## [Record set]
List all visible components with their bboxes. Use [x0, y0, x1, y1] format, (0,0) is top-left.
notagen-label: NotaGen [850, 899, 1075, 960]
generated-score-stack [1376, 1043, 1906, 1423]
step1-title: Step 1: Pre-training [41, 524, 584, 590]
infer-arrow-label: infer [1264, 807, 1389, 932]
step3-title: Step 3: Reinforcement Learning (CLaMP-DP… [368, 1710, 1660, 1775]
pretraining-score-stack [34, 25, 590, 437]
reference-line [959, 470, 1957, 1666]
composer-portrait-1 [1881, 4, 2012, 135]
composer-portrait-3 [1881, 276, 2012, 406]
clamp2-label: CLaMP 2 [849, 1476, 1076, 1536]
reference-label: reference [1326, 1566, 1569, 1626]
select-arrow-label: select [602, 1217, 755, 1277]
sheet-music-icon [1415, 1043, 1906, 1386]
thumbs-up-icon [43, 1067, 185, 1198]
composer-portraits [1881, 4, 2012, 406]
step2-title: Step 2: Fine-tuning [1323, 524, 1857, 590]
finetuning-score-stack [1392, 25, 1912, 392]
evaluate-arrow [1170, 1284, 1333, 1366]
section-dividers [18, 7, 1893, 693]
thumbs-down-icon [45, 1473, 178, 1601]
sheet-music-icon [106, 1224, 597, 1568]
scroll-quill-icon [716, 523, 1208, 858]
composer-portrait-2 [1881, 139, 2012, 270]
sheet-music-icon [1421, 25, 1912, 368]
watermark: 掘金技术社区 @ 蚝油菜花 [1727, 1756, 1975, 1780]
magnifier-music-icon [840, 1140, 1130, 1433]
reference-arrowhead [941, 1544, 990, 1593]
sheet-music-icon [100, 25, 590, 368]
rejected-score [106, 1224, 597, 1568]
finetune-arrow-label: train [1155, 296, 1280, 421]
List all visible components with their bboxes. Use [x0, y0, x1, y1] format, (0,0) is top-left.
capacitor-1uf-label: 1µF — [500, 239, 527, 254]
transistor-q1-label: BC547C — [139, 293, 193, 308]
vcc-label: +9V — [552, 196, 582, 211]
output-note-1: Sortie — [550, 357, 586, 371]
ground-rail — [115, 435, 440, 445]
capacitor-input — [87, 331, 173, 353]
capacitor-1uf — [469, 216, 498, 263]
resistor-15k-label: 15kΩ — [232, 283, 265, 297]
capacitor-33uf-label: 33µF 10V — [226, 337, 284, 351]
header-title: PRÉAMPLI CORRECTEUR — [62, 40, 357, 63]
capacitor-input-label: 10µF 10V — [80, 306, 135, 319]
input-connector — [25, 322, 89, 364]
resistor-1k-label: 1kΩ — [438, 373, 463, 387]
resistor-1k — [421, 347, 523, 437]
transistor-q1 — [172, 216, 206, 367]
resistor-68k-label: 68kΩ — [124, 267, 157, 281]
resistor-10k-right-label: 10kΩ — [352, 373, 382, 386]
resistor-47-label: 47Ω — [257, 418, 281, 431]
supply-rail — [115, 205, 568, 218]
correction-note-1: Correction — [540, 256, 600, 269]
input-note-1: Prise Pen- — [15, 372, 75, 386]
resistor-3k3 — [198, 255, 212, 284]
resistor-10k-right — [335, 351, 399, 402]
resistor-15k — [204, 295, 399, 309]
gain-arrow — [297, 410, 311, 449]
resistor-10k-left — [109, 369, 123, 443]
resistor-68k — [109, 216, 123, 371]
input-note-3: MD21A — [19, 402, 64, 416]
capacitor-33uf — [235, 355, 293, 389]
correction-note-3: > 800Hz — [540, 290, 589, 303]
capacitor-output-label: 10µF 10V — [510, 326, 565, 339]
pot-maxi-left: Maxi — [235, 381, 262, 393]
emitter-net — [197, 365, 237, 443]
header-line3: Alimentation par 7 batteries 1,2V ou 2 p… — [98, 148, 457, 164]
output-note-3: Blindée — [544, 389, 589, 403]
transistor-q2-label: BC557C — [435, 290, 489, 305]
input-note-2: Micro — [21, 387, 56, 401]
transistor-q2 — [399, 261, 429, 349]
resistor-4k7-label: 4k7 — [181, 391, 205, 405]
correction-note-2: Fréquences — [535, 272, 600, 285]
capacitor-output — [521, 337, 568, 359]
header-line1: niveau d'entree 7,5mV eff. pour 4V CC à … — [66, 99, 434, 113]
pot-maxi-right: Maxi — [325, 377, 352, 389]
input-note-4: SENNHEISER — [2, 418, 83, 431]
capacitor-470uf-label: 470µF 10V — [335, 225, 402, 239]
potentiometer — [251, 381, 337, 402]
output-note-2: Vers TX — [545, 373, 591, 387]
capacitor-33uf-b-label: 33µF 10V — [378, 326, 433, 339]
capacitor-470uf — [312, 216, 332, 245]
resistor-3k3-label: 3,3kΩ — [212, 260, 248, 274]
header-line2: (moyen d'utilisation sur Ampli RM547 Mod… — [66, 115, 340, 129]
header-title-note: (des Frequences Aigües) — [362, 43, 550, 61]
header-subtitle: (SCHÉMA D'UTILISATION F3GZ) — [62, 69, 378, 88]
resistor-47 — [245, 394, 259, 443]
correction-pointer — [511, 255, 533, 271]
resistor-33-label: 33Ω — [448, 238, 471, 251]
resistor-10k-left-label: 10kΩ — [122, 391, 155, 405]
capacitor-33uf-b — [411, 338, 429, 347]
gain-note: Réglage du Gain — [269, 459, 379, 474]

## [Directions for this task]
Please set down, unchanged, the lines of the items above, starting with the very first line and going on through the line with "composer-portrait-2 [1881, 139, 2012, 270]", that line included.

## [Solution to this problem]
List all visible components with their bboxes. Use [x0, y0, x1, y1] format, (0,0) is top-left.
notagen-label: NotaGen [850, 899, 1075, 960]
generated-score-stack [1376, 1043, 1906, 1423]
step1-title: Step 1: Pre-training [41, 524, 584, 590]
infer-arrow-label: infer [1264, 807, 1389, 932]
step3-title: Step 3: Reinforcement Learning (CLaMP-DP… [368, 1710, 1660, 1775]
pretraining-score-stack [34, 25, 590, 437]
reference-line [959, 470, 1957, 1666]
composer-portrait-1 [1881, 4, 2012, 135]
composer-portrait-3 [1881, 276, 2012, 406]
clamp2-label: CLaMP 2 [849, 1476, 1076, 1536]
reference-label: reference [1326, 1566, 1569, 1626]
select-arrow-label: select [602, 1217, 755, 1277]
sheet-music-icon [1415, 1043, 1906, 1386]
thumbs-up-icon [43, 1067, 185, 1198]
composer-portraits [1881, 4, 2012, 406]
step2-title: Step 2: Fine-tuning [1323, 524, 1857, 590]
finetuning-score-stack [1392, 25, 1912, 392]
evaluate-arrow [1170, 1284, 1333, 1366]
section-dividers [18, 7, 1893, 693]
thumbs-down-icon [45, 1473, 178, 1601]
sheet-music-icon [106, 1224, 597, 1568]
scroll-quill-icon [716, 523, 1208, 858]
composer-portrait-2 [1881, 139, 2012, 270]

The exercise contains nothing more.